__WHAT IS BEING ASKED__: Quote every entry word for word.

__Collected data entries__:
----------------

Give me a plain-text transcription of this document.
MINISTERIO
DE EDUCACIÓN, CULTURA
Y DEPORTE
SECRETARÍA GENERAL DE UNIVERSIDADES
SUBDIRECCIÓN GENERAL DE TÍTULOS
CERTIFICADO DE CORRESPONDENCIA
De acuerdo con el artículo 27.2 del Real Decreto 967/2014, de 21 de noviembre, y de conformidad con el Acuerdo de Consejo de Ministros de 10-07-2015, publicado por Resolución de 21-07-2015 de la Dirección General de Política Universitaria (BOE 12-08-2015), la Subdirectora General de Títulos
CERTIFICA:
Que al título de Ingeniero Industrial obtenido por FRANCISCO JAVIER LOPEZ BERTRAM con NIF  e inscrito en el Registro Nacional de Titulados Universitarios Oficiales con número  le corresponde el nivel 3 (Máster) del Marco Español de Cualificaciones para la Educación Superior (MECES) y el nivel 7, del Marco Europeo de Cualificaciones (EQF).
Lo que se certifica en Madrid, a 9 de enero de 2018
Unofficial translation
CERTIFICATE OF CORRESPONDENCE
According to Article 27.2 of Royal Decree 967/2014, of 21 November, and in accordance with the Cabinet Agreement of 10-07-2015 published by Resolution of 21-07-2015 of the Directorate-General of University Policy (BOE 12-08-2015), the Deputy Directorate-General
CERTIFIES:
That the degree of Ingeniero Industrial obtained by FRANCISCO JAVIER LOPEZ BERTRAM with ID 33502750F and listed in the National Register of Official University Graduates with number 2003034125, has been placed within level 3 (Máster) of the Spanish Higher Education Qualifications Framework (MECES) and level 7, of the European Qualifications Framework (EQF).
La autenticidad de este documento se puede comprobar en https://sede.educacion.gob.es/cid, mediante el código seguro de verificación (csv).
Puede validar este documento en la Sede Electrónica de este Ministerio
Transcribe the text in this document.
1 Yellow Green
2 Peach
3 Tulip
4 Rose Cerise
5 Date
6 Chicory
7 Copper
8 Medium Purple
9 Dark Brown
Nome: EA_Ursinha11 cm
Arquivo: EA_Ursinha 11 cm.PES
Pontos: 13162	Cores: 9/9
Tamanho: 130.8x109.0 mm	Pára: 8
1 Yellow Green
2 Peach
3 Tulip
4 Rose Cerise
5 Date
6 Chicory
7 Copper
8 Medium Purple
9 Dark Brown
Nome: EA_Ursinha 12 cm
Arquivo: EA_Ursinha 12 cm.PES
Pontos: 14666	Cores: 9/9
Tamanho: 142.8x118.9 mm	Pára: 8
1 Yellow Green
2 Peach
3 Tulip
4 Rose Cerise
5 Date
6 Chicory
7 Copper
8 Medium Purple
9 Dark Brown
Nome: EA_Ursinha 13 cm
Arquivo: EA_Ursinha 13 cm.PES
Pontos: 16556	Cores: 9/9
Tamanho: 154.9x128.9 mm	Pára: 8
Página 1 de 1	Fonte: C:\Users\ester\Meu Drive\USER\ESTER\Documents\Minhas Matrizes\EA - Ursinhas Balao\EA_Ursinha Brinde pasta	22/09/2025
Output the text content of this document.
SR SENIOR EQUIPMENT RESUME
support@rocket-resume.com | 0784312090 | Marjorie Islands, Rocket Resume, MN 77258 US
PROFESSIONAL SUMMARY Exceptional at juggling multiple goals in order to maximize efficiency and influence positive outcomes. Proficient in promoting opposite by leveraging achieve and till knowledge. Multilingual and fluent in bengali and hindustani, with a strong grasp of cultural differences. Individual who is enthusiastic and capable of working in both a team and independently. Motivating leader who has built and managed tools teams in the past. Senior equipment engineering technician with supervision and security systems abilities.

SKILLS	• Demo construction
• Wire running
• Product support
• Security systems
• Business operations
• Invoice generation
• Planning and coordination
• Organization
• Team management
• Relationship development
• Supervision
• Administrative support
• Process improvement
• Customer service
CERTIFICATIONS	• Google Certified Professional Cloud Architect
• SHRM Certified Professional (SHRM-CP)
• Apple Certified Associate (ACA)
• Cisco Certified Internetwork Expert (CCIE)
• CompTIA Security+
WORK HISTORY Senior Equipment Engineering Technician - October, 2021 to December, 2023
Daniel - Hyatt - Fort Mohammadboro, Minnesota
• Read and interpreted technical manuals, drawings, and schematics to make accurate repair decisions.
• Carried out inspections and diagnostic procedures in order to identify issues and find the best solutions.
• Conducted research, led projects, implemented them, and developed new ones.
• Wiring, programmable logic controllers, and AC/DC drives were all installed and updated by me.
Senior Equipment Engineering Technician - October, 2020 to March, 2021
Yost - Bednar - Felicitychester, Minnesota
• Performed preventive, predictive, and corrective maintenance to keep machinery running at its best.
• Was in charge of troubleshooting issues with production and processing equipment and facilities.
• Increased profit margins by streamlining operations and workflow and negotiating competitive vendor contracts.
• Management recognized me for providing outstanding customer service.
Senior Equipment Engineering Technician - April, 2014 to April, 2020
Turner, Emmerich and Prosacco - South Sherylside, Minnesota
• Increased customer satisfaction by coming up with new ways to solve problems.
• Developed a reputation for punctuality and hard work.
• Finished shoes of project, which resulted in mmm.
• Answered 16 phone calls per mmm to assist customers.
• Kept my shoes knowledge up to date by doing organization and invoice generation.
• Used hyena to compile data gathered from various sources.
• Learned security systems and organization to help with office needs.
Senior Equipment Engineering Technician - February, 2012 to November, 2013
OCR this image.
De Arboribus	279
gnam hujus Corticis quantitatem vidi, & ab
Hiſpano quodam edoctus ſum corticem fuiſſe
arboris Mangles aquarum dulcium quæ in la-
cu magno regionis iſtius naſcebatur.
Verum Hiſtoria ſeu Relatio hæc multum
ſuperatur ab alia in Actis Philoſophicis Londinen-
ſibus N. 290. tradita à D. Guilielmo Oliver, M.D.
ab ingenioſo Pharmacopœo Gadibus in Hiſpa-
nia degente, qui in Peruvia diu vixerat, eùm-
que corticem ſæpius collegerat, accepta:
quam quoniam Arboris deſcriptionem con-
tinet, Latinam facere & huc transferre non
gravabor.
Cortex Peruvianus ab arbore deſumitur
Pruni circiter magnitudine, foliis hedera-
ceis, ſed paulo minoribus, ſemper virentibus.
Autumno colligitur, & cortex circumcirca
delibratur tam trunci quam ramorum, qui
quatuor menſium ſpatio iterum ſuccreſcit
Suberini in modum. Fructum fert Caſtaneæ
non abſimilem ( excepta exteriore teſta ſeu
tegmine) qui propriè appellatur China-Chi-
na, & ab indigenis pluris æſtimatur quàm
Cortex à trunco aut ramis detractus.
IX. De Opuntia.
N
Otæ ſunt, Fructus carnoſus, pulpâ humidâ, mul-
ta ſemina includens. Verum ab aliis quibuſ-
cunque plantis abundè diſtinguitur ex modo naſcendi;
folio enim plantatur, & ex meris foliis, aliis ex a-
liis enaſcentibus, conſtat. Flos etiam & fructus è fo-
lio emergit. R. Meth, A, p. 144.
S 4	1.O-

----------------

__THE RESULT__:
Give me a plain-text transcription of this document.
MINISTERIO
DE EDUCACIÓN, CULTURA
Y DEPORTE
SECRETARÍA GENERAL DE UNIVERSIDADES
SUBDIRECCIÓN GENERAL DE TÍTULOS
CERTIFICADO DE CORRESPONDENCIA
De acuerdo con el artículo 27.2 del Real Decreto 967/2014, de 21 de noviembre, y de conformidad con el Acuerdo de Consejo de Ministros de 10-07-2015, publicado por Resolución de 21-07-2015 de la Dirección General de Política Universitaria (BOE 12-08-2015), la Subdirectora General de Títulos
CERTIFICA:
Que al título de Ingeniero Industrial obtenido por FRANCISCO JAVIER LOPEZ BERTRAM con NIF  e inscrito en el Registro Nacional de Titulados Universitarios Oficiales con número  le corresponde el nivel 3 (Máster) del Marco Español de Cualificaciones para la Educación Superior (MECES) y el nivel 7, del Marco Europeo de Cualificaciones (EQF).
Lo que se certifica en Madrid, a 9 de enero de 2018
Unofficial translation
CERTIFICATE OF CORRESPONDENCE
According to Article 27.2 of Royal Decree 967/2014, of 21 November, and in accordance with the Cabinet Agreement of 10-07-2015 published by Resolution of 21-07-2015 of the Directorate-General of University Policy (BOE 12-08-2015), the Deputy Directorate-General
CERTIFIES:
That the degree of Ingeniero Industrial obtained by FRANCISCO JAVIER LOPEZ BERTRAM with ID 33502750F and listed in the National Register of Official University Graduates with number 2003034125, has been placed within level 3 (Máster) of the Spanish Higher Education Qualifications Framework (MECES) and level 7, of the European Qualifications Framework (EQF).
La autenticidad de este documento se puede comprobar en https://sede.educacion.gob.es/cid, mediante el código seguro de verificación (csv).
Puede validar este documento en la Sede Electrónica de este Ministerio
Transcribe the text in this document.
1 Yellow Green
2 Peach
3 Tulip
4 Rose Cerise
5 Date
6 Chicory
7 Copper
8 Medium Purple
9 Dark Brown
Nome: EA_Ursinha11 cm
Arquivo: EA_Ursinha 11 cm.PES
Pontos: 13162	Cores: 9/9
Tamanho: 130.8x109.0 mm	Pára: 8
1 Yellow Green
2 Peach
3 Tulip
4 Rose Cerise
5 Date
6 Chicory
7 Copper
8 Medium Purple
9 Dark Brown
Nome: EA_Ursinha 12 cm
Arquivo: EA_Ursinha 12 cm.PES
Pontos: 14666	Cores: 9/9
Tamanho: 142.8x118.9 mm	Pára: 8
1 Yellow Green
2 Peach
3 Tulip
4 Rose Cerise
5 Date
6 Chicory
7 Copper
8 Medium Purple
9 Dark Brown
Nome: EA_Ursinha 13 cm
Arquivo: EA_Ursinha 13 cm.PES
Pontos: 16556	Cores: 9/9
Tamanho: 154.9x128.9 mm	Pára: 8
Página 1 de 1	Fonte: C:\Users\ester\Meu Drive\USER\ESTER\Documents\Minhas Matrizes\EA - Ursinhas Balao\EA_Ursinha Brinde pasta	22/09/2025
Output the text content of this document.
SR SENIOR EQUIPMENT RESUME
support@rocket-resume.com | 0784312090 | Marjorie Islands, Rocket Resume, MN 77258 US
PROFESSIONAL SUMMARY Exceptional at juggling multiple goals in order to maximize efficiency and influence positive outcomes. Proficient in promoting opposite by leveraging achieve and till knowledge. Multilingual and fluent in bengali and hindustani, with a strong grasp of cultural differences. Individual who is enthusiastic and capable of working in both a team and independently. Motivating leader who has built and managed tools teams in the past. Senior equipment engineering technician with supervision and security systems abilities.

SKILLS	• Demo construction
• Wire running
• Product support
• Security systems
• Business operations
• Invoice generation
• Planning and coordination
• Organization
• Team management
• Relationship development
• Supervision
• Administrative support
• Process improvement
• Customer service
CERTIFICATIONS	• Google Certified Professional Cloud Architect
• SHRM Certified Professional (SHRM-CP)
• Apple Certified Associate (ACA)
• Cisco Certified Internetwork Expert (CCIE)
• CompTIA Security+
WORK HISTORY Senior Equipment Engineering Technician - October, 2021 to December, 2023
Daniel - Hyatt - Fort Mohammadboro, Minnesota
• Read and interpreted technical manuals, drawings, and schematics to make accurate repair decisions.
• Carried out inspections and diagnostic procedures in order to identify issues and find the best solutions.
• Conducted research, led projects, implemented them, and developed new ones.
• Wiring, programmable logic controllers, and AC/DC drives were all installed and updated by me.
Senior Equipment Engineering Technician - October, 2020 to March, 2021
Yost - Bednar - Felicitychester, Minnesota
• Performed preventive, predictive, and corrective maintenance to keep machinery running at its best.
• Was in charge of troubleshooting issues with production and processing equipment and facilities.
• Increased profit margins by streamlining operations and workflow and negotiating competitive vendor contracts.
• Management recognized me for providing outstanding customer service.
Senior Equipment Engineering Technician - April, 2014 to April, 2020
Turner, Emmerich and Prosacco - South Sherylside, Minnesota
• Increased customer satisfaction by coming up with new ways to solve problems.
• Developed a reputation for punctuality and hard work.
• Finished shoes of project, which resulted in mmm.
• Answered 16 phone calls per mmm to assist customers.
• Kept my shoes knowledge up to date by doing organization and invoice generation.
• Used hyena to compile data gathered from various sources.
• Learned security systems and organization to help with office needs.
Senior Equipment Engineering Technician - February, 2012 to November, 2013
OCR this image.
De Arboribus	279
gnam hujus Corticis quantitatem vidi, & ab
Hiſpano quodam edoctus ſum corticem fuiſſe
arboris Mangles aquarum dulcium quæ in la-
cu magno regionis iſtius naſcebatur.
Verum Hiſtoria ſeu Relatio hæc multum
ſuperatur ab alia in Actis Philoſophicis Londinen-
ſibus N. 290. tradita à D. Guilielmo Oliver, M.D.
ab ingenioſo Pharmacopœo Gadibus in Hiſpa-
nia degente, qui in Peruvia diu vixerat, eùm-
que corticem ſæpius collegerat, accepta:
quam quoniam Arboris deſcriptionem con-
tinet, Latinam facere & huc transferre non
gravabor.
Cortex Peruvianus ab arbore deſumitur
Pruni circiter magnitudine, foliis hedera-
ceis, ſed paulo minoribus, ſemper virentibus.
Autumno colligitur, & cortex circumcirca
delibratur tam trunci quam ramorum, qui
quatuor menſium ſpatio iterum ſuccreſcit
Suberini in modum. Fructum fert Caſtaneæ
non abſimilem ( excepta exteriore teſta ſeu
tegmine) qui propriè appellatur China-Chi-
na, & ab indigenis pluris æſtimatur quàm
Cortex à trunco aut ramis detractus.
IX. De Opuntia.
N
Otæ ſunt, Fructus carnoſus, pulpâ humidâ, mul-
ta ſemina includens. Verum ab aliis quibuſ-
cunque plantis abundè diſtinguitur ex modo naſcendi;
folio enim plantatur, & ex meris foliis, aliis ex a-
liis enaſcentibus, conſtat. Flos etiam & fructus è fo-
lio emergit. R. Meth, A, p. 144.
S 4	1.O-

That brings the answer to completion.